### TASK REQUIREMENTS
Omit the pictures, please, and give each record below again exactly.
-- begin --
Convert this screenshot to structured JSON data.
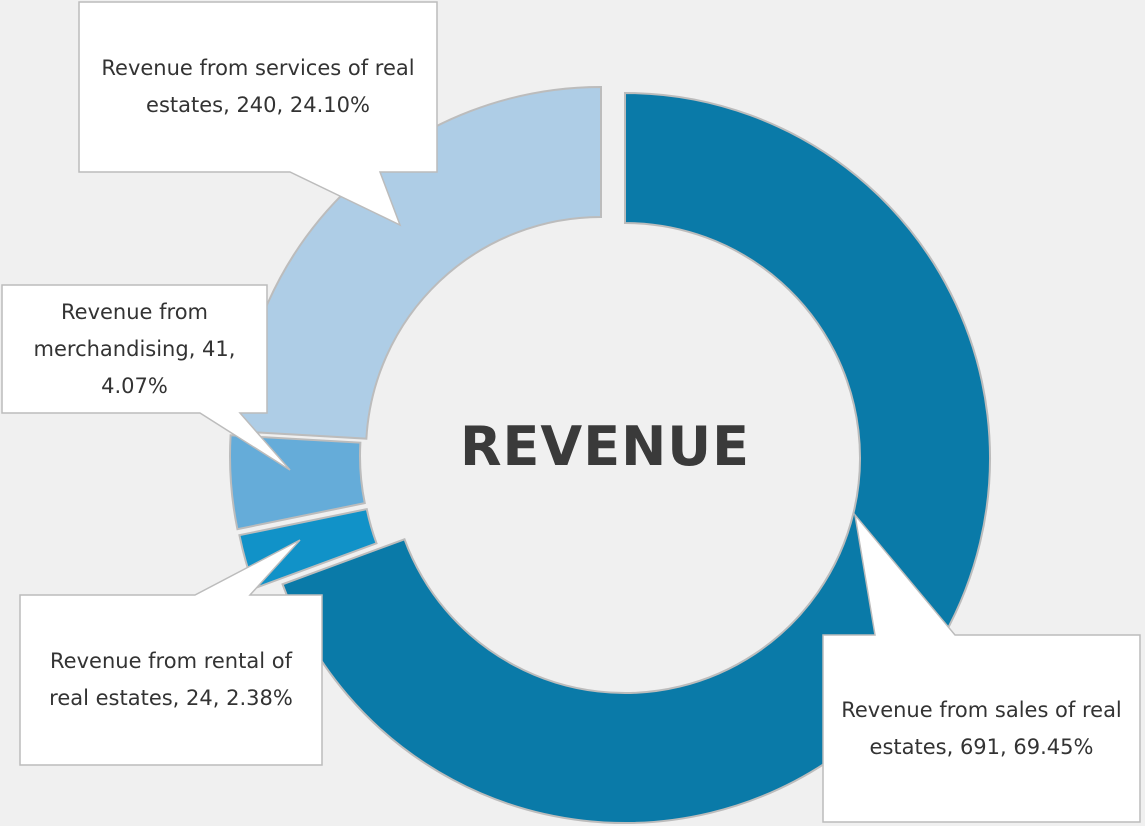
{
  "chart_data": {
    "type": "donut",
    "title": "REVENUE",
    "values": [
      691,
      24,
      41,
      240
    ],
    "value_labels": [
      "Revenue from sales of real estates, 691, 69.45%",
      "Revenue from rental of real estates, 24, 2.38%",
      "Revenue from merchandising, 41, 4.07%",
      "Revenue from services of real estates, 240, 24.10%"
    ],
    "colors": [
      "#0a7aa8",
      "#1192c8",
      "#65acd9",
      "#aecde6"
    ]
  }
}
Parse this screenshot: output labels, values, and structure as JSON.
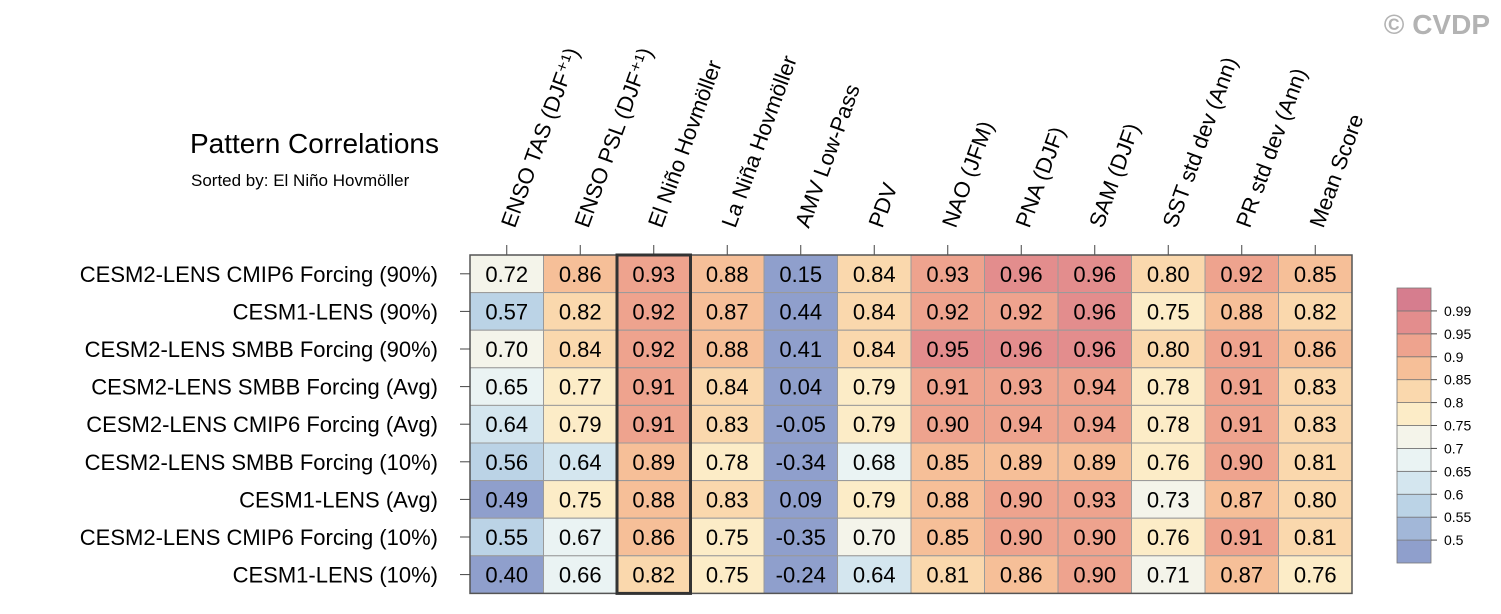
{
  "watermark": "© CVDP",
  "chart_data": {
    "type": "heatmap",
    "title": "Pattern Correlations",
    "subtitle": "Sorted by: El Niño Hovmöller",
    "columns": [
      "ENSO TAS (DJF⁺¹)",
      "ENSO PSL (DJF⁺¹)",
      "El Niño Hovmöller",
      "La Niña Hovmöller",
      "AMV Low-Pass",
      "PDV",
      "NAO (JFM)",
      "PNA (DJF)",
      "SAM (DJF)",
      "SST std dev (Ann)",
      "PR std dev (Ann)",
      "Mean Score"
    ],
    "rows": [
      "CESM2-LENS CMIP6 Forcing (90%)",
      "CESM1-LENS (90%)",
      "CESM2-LENS SMBB Forcing (90%)",
      "CESM2-LENS SMBB Forcing (Avg)",
      "CESM2-LENS CMIP6 Forcing (Avg)",
      "CESM2-LENS SMBB Forcing (10%)",
      "CESM1-LENS (Avg)",
      "CESM2-LENS CMIP6 Forcing (10%)",
      "CESM1-LENS (10%)"
    ],
    "values": [
      [
        "0.72",
        "0.86",
        "0.93",
        "0.88",
        "0.15",
        "0.84",
        "0.93",
        "0.96",
        "0.96",
        "0.80",
        "0.92",
        "0.85"
      ],
      [
        "0.57",
        "0.82",
        "0.92",
        "0.87",
        "0.44",
        "0.84",
        "0.92",
        "0.92",
        "0.96",
        "0.75",
        "0.88",
        "0.82"
      ],
      [
        "0.70",
        "0.84",
        "0.92",
        "0.88",
        "0.41",
        "0.84",
        "0.95",
        "0.96",
        "0.96",
        "0.80",
        "0.91",
        "0.86"
      ],
      [
        "0.65",
        "0.77",
        "0.91",
        "0.84",
        "0.04",
        "0.79",
        "0.91",
        "0.93",
        "0.94",
        "0.78",
        "0.91",
        "0.83"
      ],
      [
        "0.64",
        "0.79",
        "0.91",
        "0.83",
        "-0.05",
        "0.79",
        "0.90",
        "0.94",
        "0.94",
        "0.78",
        "0.91",
        "0.83"
      ],
      [
        "0.56",
        "0.64",
        "0.89",
        "0.78",
        "-0.34",
        "0.68",
        "0.85",
        "0.89",
        "0.89",
        "0.76",
        "0.90",
        "0.81"
      ],
      [
        "0.49",
        "0.75",
        "0.88",
        "0.83",
        "0.09",
        "0.79",
        "0.88",
        "0.90",
        "0.93",
        "0.73",
        "0.87",
        "0.80"
      ],
      [
        "0.55",
        "0.67",
        "0.86",
        "0.75",
        "-0.35",
        "0.70",
        "0.85",
        "0.90",
        "0.90",
        "0.76",
        "0.91",
        "0.81"
      ],
      [
        "0.40",
        "0.66",
        "0.82",
        "0.75",
        "-0.24",
        "0.64",
        "0.81",
        "0.86",
        "0.90",
        "0.71",
        "0.87",
        "0.76"
      ]
    ],
    "sorted_column": "El Niño Hovmöller",
    "colorbar": {
      "labels": [
        "0.99",
        "0.95",
        "0.9",
        "0.85",
        "0.8",
        "0.75",
        "0.7",
        "0.65",
        "0.6",
        "0.55",
        "0.5"
      ],
      "thresholds": [
        0.5,
        0.55,
        0.6,
        0.65,
        0.7,
        0.75,
        0.8,
        0.85,
        0.9,
        0.95,
        0.99
      ],
      "colors": [
        "#8f9fcc",
        "#a2b7d8",
        "#bbd3e6",
        "#d4e6ef",
        "#eaf3f3",
        "#f4f4ea",
        "#fcecc7",
        "#fad8ad",
        "#f6bf98",
        "#eea38e",
        "#e38d8d",
        "#d67d8e"
      ]
    }
  }
}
-- end --
### EXERCISE RESPONSE
Convert this screenshot to structured JSON data.
{
  "chart_data": {
    "type": "donut",
    "title": "REVENUE",
    "values": [
      691,
      24,
      41,
      240
    ],
    "value_labels": [
      "Revenue from sales of real estates, 691, 69.45%",
      "Revenue from rental of real estates, 24, 2.38%",
      "Revenue from merchandising, 41, 4.07%",
      "Revenue from services of real estates, 240, 24.10%"
    ],
    "colors": [
      "#0a7aa8",
      "#1192c8",
      "#65acd9",
      "#aecde6"
    ]
  }
}
Parse this screenshot: output labels, values, and structure as JSON.
{
  "watermark": "© CVDP",
  "chart_data": {
    "type": "heatmap",
    "title": "Pattern Correlations",
    "subtitle": "Sorted by: El Niño Hovmöller",
    "columns": [
      "ENSO TAS (DJF⁺¹)",
      "ENSO PSL (DJF⁺¹)",
      "El Niño Hovmöller",
      "La Niña Hovmöller",
      "AMV Low-Pass",
      "PDV",
      "NAO (JFM)",
      "PNA (DJF)",
      "SAM (DJF)",
      "SST std dev (Ann)",
      "PR std dev (Ann)",
      "Mean Score"
    ],
    "rows": [
      "CESM2-LENS CMIP6 Forcing (90%)",
      "CESM1-LENS (90%)",
      "CESM2-LENS SMBB Forcing (90%)",
      "CESM2-LENS SMBB Forcing (Avg)",
      "CESM2-LENS CMIP6 Forcing (Avg)",
      "CESM2-LENS SMBB Forcing (10%)",
      "CESM1-LENS (Avg)",
      "CESM2-LENS CMIP6 Forcing (10%)",
      "CESM1-LENS (10%)"
    ],
    "values": [
      [
        "0.72",
        "0.86",
        "0.93",
        "0.88",
        "0.15",
        "0.84",
        "0.93",
        "0.96",
        "0.96",
        "0.80",
        "0.92",
        "0.85"
      ],
      [
        "0.57",
        "0.82",
        "0.92",
        "0.87",
        "0.44",
        "0.84",
        "0.92",
        "0.92",
        "0.96",
        "0.75",
        "0.88",
        "0.82"
      ],
      [
        "0.70",
        "0.84",
        "0.92",
        "0.88",
        "0.41",
        "0.84",
        "0.95",
        "0.96",
        "0.96",
        "0.80",
        "0.91",
        "0.86"
      ],
      [
        "0.65",
        "0.77",
        "0.91",
        "0.84",
        "0.04",
        "0.79",
        "0.91",
        "0.93",
        "0.94",
        "0.78",
        "0.91",
        "0.83"
      ],
      [
        "0.64",
        "0.79",
        "0.91",
        "0.83",
        "-0.05",
        "0.79",
        "0.90",
        "0.94",
        "0.94",
        "0.78",
        "0.91",
        "0.83"
      ],
      [
        "0.56",
        "0.64",
        "0.89",
        "0.78",
        "-0.34",
        "0.68",
        "0.85",
        "0.89",
        "0.89",
        "0.76",
        "0.90",
        "0.81"
      ],
      [
        "0.49",
        "0.75",
        "0.88",
        "0.83",
        "0.09",
        "0.79",
        "0.88",
        "0.90",
        "0.93",
        "0.73",
        "0.87",
        "0.80"
      ],
      [
        "0.55",
        "0.67",
        "0.86",
        "0.75",
        "-0.35",
        "0.70",
        "0.85",
        "0.90",
        "0.90",
        "0.76",
        "0.91",
        "0.81"
      ],
      [
        "0.40",
        "0.66",
        "0.82",
        "0.75",
        "-0.24",
        "0.64",
        "0.81",
        "0.86",
        "0.90",
        "0.71",
        "0.87",
        "0.76"
      ]
    ],
    "sorted_column": "El Niño Hovmöller",
    "colorbar": {
      "labels": [
        "0.99",
        "0.95",
        "0.9",
        "0.85",
        "0.8",
        "0.75",
        "0.7",
        "0.65",
        "0.6",
        "0.55",
        "0.5"
      ],
      "thresholds": [
        0.5,
        0.55,
        0.6,
        0.65,
        0.7,
        0.75,
        0.8,
        0.85,
        0.9,
        0.95,
        0.99
      ],
      "colors": [
        "#8f9fcc",
        "#a2b7d8",
        "#bbd3e6",
        "#d4e6ef",
        "#eaf3f3",
        "#f4f4ea",
        "#fcecc7",
        "#fad8ad",
        "#f6bf98",
        "#eea38e",
        "#e38d8d",
        "#d67d8e"
      ]
    }
  }
}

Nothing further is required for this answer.